> Trecho para leitura

──────────────────────────────

15/08/2006

Tem aldeia Terena na Política


Sete meses após a decisão coletiva de enfrentar os latifundiários para retomar a sua terra tradicional e levantar o acampamento Mãe Terra, os Terena vêem os primeiros feijões prontos para serem colhidos. Com orgulho, este povo reconhecido como exímios agricultores mostra os frutos de sua decisão de levar adiante sua escolha política de lutar pela terra. Antes da retomada, ocorrida em fevereiro, as 200 famílias que hoje estão no acampamento, viviam com muita dificuldade entre as cinco mil pessoas que continuam morando na terra indígena Cachoeirinha de apenas 2.600 hectares, no município de Miranda.


 


“O nosso acampamento é uma organização de longo prazo que caminha com a força de todo mundo trabalhando e discutindo o que é melhor para todos”, explica o cacique Zacarias Rodrigues. Assim, dando mais um passo no rumo desta organização, mais de cem pessoas do acampamento Mãe Terra e representantes do Centro de Defesa dos Direitos Humanos Marçal de Souza e do Conselho Indigenista Missionário participaram, neste sábado, 12, de um dia inteiro dedicado ao estudo sobre a política institucional e o jeito Terena de fazer política.

──────────────────────────────

> Dados fornecidos

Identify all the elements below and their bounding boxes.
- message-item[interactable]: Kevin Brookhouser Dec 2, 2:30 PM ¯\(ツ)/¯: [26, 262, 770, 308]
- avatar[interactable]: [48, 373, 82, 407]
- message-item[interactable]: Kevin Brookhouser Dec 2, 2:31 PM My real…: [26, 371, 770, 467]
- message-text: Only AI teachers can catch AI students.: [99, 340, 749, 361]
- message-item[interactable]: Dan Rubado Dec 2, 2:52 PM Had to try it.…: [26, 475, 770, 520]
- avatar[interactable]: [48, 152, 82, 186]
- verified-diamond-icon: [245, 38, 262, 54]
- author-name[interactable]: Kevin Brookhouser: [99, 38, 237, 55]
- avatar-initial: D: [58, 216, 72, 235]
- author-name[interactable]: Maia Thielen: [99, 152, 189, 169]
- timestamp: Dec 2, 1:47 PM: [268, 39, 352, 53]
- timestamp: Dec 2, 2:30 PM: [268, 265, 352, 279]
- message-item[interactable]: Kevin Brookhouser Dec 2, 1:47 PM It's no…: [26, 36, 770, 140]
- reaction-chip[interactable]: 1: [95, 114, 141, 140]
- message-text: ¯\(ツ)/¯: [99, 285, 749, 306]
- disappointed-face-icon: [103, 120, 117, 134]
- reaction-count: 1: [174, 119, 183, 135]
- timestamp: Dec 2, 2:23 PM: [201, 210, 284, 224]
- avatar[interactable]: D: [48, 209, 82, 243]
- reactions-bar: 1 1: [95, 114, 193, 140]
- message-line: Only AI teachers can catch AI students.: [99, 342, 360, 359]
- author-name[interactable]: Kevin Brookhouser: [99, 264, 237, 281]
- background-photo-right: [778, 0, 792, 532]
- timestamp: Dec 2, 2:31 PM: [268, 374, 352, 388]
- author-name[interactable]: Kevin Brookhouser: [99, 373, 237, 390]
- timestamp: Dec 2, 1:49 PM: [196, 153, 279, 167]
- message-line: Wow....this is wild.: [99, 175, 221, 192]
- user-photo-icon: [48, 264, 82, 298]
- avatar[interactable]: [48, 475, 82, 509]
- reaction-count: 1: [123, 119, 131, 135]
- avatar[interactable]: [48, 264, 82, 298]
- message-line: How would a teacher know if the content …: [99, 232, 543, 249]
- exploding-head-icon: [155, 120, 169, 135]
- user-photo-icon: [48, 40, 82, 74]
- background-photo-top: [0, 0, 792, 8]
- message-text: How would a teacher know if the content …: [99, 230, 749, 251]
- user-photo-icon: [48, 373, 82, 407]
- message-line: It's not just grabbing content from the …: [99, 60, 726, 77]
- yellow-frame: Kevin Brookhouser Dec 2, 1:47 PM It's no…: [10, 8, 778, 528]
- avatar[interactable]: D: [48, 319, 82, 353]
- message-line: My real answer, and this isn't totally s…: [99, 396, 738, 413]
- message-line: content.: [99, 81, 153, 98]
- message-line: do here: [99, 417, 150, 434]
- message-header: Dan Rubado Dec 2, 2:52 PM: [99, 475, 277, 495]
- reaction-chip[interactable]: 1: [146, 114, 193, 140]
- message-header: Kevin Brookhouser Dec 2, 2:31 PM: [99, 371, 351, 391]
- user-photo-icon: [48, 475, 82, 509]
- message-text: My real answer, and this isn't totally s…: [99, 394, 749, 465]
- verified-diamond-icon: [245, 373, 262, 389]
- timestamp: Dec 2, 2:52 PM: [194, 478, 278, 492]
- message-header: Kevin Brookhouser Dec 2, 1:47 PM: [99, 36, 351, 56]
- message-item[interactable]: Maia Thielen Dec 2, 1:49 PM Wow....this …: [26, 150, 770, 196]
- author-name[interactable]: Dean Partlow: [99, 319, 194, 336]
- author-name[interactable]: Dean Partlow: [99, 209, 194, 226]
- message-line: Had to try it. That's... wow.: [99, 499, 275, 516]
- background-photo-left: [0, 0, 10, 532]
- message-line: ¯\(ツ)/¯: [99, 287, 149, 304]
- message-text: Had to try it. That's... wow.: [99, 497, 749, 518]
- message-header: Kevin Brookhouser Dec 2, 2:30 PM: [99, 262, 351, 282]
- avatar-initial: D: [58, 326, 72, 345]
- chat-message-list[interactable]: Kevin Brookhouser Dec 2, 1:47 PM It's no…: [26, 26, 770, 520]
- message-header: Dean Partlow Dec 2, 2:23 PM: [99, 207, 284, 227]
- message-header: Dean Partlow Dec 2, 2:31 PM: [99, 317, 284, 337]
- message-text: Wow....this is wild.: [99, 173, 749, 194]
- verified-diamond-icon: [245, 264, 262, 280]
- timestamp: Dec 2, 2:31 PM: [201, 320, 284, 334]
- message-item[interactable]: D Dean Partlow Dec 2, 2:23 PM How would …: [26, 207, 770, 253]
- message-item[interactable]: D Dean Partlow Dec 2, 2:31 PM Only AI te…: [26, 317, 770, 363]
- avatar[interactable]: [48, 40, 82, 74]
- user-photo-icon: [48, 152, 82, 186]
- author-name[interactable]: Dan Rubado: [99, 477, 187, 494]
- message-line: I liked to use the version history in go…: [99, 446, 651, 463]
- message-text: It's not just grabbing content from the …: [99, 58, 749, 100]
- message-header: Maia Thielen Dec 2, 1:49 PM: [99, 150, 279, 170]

──────────────────────────────

> Tarefas do exercício
1. Responda com base na notícia sobre o acampamento Mãe Terra:
(a) Quantas famílias estão hoje no acampamento?
(b) Qual é a área da terra indígena Cachoeirinha?
(c) Quantas pessoas do acampamento participaram do dia de estudo sobre política?
2. Liste todos os lugares designados por nome próprio na notícia sobre o acampamento Mãe Terra, indicando o tipo de cada um.

> Resultados das tarefas
1.
(a) 200 famílias.
(b) Apenas 2.600 hectares.
(c) Mais de cem pessoas.

2.
Mãe Terra (acampamento)
Cachoeirinha (terra indígena)
Miranda (município)